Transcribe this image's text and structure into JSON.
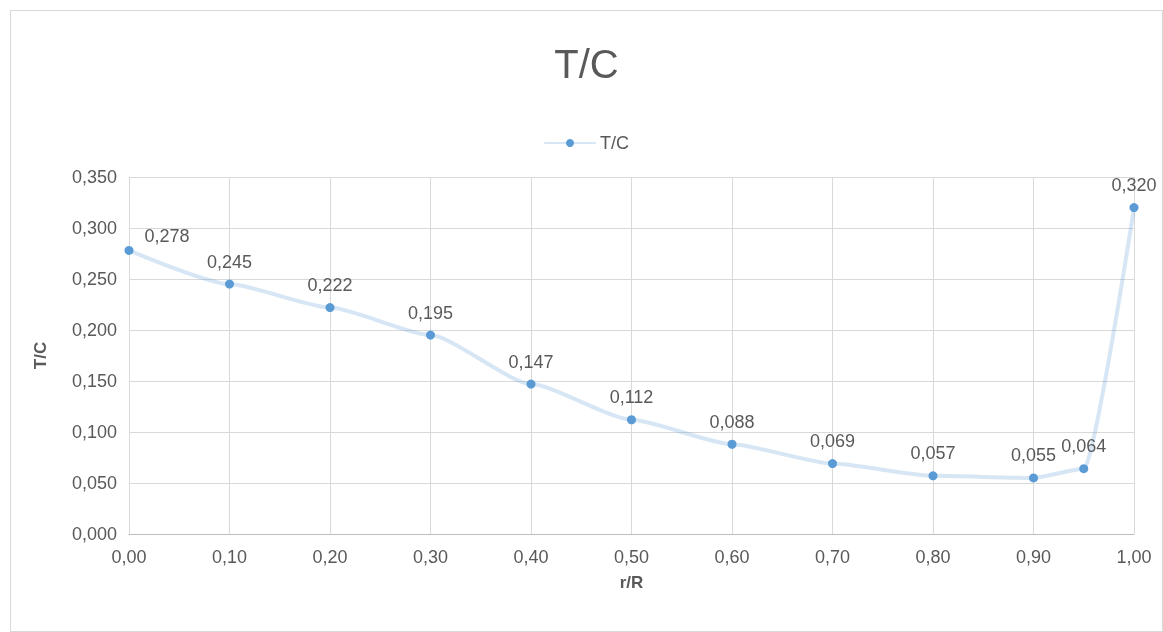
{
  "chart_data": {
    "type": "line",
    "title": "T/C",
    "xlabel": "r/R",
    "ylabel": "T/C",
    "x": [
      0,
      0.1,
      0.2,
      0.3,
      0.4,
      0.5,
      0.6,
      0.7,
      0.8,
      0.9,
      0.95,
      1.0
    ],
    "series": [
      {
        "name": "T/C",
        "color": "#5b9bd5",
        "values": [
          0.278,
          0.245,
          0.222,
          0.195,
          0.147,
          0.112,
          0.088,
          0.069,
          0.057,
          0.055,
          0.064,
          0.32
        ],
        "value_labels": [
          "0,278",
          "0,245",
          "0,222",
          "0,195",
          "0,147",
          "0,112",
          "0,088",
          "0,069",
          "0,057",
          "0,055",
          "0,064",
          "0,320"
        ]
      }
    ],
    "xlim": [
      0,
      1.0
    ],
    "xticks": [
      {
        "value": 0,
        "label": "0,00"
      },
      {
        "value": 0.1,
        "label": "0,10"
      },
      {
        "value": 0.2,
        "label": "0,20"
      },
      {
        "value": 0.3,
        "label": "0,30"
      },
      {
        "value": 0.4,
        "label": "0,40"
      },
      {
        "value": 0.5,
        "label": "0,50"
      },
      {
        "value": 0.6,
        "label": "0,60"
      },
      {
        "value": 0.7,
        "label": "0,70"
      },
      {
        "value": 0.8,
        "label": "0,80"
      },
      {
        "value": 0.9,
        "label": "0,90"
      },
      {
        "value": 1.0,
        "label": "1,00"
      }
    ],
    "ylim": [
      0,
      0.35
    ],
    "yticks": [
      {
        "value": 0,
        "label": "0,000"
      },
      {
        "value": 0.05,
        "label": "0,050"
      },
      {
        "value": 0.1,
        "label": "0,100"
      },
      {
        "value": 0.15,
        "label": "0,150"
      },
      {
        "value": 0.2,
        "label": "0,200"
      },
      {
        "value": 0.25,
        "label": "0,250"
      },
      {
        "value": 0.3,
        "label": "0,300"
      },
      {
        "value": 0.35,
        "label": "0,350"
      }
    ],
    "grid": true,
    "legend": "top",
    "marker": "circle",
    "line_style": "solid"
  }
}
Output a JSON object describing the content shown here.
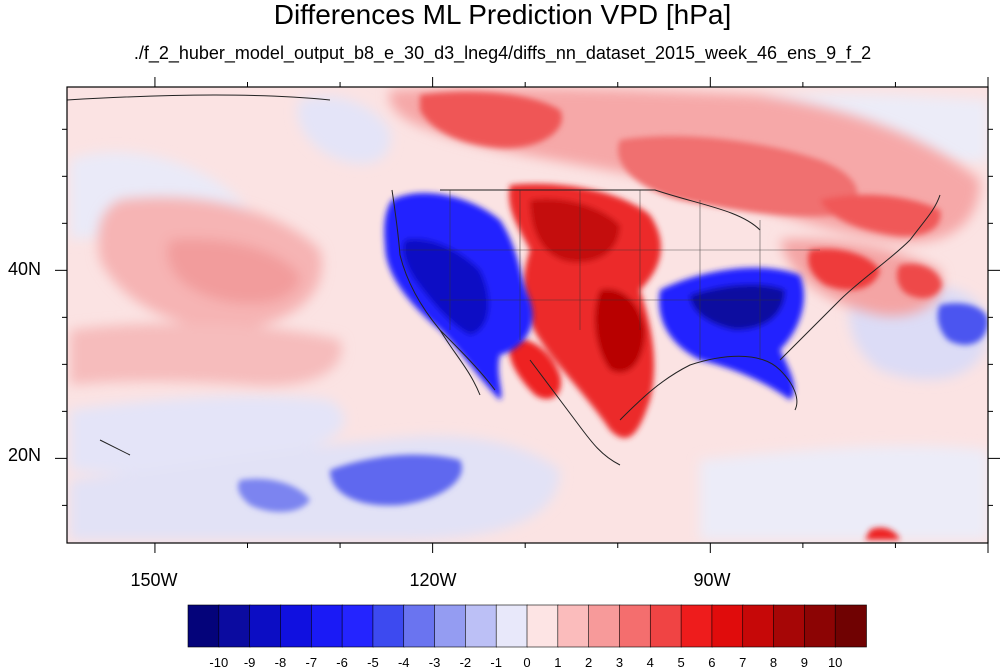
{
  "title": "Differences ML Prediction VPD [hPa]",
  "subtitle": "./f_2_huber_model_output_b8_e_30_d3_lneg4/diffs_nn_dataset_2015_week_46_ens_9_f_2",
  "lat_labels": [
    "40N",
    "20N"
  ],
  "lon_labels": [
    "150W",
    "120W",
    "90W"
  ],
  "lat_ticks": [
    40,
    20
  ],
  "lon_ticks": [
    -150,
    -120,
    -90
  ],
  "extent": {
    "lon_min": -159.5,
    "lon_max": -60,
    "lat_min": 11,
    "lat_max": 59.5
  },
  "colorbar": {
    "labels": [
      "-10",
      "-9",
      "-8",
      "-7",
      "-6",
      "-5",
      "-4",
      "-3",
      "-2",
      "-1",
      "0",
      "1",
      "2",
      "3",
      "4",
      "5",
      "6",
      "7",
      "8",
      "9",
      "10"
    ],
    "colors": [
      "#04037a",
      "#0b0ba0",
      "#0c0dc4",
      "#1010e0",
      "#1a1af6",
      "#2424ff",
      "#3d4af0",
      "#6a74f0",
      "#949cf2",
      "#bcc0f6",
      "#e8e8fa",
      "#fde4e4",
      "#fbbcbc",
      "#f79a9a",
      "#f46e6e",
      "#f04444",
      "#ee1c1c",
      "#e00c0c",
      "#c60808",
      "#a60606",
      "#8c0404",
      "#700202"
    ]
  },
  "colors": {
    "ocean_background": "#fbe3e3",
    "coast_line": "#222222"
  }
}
...
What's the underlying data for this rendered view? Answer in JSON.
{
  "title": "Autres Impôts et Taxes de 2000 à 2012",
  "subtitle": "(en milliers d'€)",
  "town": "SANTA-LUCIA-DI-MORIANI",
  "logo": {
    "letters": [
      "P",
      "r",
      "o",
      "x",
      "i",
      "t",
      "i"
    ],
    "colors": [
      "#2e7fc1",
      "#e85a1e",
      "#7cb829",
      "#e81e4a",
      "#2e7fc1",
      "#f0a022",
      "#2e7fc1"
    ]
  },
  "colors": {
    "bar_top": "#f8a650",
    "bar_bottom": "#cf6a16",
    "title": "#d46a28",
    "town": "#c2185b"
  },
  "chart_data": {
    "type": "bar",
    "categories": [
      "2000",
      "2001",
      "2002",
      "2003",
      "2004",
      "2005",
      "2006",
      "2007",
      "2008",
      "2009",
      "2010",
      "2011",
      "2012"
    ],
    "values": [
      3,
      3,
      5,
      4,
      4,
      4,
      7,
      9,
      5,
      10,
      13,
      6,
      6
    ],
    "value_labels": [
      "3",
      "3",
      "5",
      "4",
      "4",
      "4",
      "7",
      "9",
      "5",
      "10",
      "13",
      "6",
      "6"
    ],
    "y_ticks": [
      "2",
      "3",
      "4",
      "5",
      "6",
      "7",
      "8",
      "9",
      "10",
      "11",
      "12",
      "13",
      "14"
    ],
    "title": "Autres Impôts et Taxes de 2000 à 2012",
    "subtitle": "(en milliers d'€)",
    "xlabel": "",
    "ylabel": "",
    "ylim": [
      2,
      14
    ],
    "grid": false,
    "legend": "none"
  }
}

--- EXERCISE GOAL ---
Copy out each line that contains the word "Autres".

--- RESULT OF THIS TASK ---
  "title": "Autres Impôts et Taxes de 2000 à 2012",
    "title": "Autres Impôts et Taxes de 2000 à 2012",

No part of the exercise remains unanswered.